Restate each of the lines below word for word and drop every picture.

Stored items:
☆ ☆ ☆
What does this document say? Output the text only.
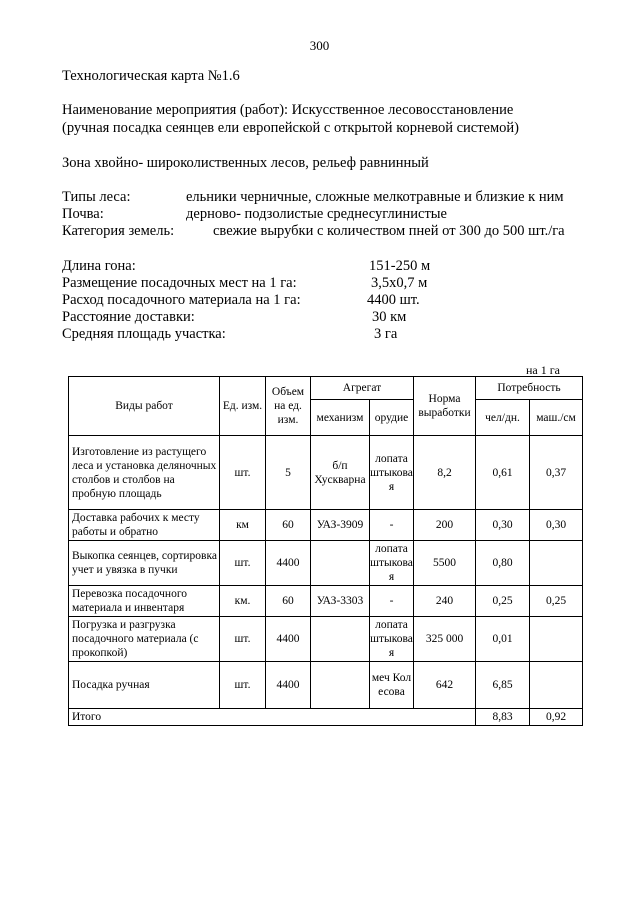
300
Технологическая карта №1.6
Наименование мероприятия (работ): Искусственное лесовосстановление
(ручная посадка сеянцев ели европейской с открытой корневой системой)
Зона хвойно- широколиственных лесов, рельеф равнинный
Типы леса:	ельники черничные, сложные мелкотравные и близкие к ним
Почва:	дерново- подзолистые среднесуглинистые
Категория земель:	свежие вырубки с количеством пней от 300 до 500 шт./га
Длина гона:	151-250 м
Размещение посадочных мест на 1 га:	3,5х0,7 м
Расход посадочного материала на 1 га:	4400 шт.
Расстояние доставки:	30 км
Средняя площадь участка:	3 га
на 1 га
Виды работ	Ед. изм.	Объем на ед. изм.	Агрегат		Норма выработки	Потребность	
			механизм	орудие		чел/дн.	маш./см
Изготовление из растущего леса и установка деляночных столбов и столбов на пробную площадь	шт.	5	б/п Хускварна	лопата штыковая	8,2	0,61	0,37
Доставка рабочих к месту работы и обратно	км	60	УАЗ-3909	-	200	0,30	0,30
Выкопка сеянцев, сортировка учет и увязка в пучки	шт.	4400		лопата штыковая	5500	0,80	
Перевозка посадочного материала и инвентаря	км.	60	УАЗ-3303	-	240	0,25	0,25
Погрузка и разгрузка посадочного материала (с прокопкой)	шт.	4400		лопата штыковая	325 000	0,01	
Посадка ручная	шт.	4400		меч Колесова	642	6,85	
Итого						8,83	0,92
☆ ☆ ☆
RESULT FOR THIS EXERCISE
What does this document say? Output the text only.
300
Технологическая карта №1.6
Наименование мероприятия (работ): Искусственное лесовосстановление
(ручная посадка сеянцев ели европейской с открытой корневой системой)
Зона хвойно- широколиственных лесов, рельеф равнинный
Типы леса:	ельники черничные, сложные мелкотравные и близкие к ним
Почва:	дерново- подзолистые среднесуглинистые
Категория земель:	свежие вырубки с количеством пней от 300 до 500 шт./га
Длина гона:	151-250 м
Размещение посадочных мест на 1 га:	3,5х0,7 м
Расход посадочного материала на 1 га:	4400 шт.
Расстояние доставки:	30 км
Средняя площадь участка:	3 га
на 1 га
Виды работ	Ед. изм.	Объем на ед. изм.	Агрегат		Норма выработки	Потребность	
			механизм	орудие		чел/дн.	маш./см
Изготовление из растущего леса и установка деляночных столбов и столбов на пробную площадь	шт.	5	б/п Хускварна	лопата штыковая	8,2	0,61	0,37
Доставка рабочих к месту работы и обратно	км	60	УАЗ-3909	-	200	0,30	0,30
Выкопка сеянцев, сортировка учет и увязка в пучки	шт.	4400		лопата штыковая	5500	0,80	
Перевозка посадочного материала и инвентаря	км.	60	УАЗ-3303	-	240	0,25	0,25
Погрузка и разгрузка посадочного материала (с прокопкой)	шт.	4400		лопата штыковая	325 000	0,01	
Посадка ручная	шт.	4400		меч Колесова	642	6,85	
Итого						8,83	0,92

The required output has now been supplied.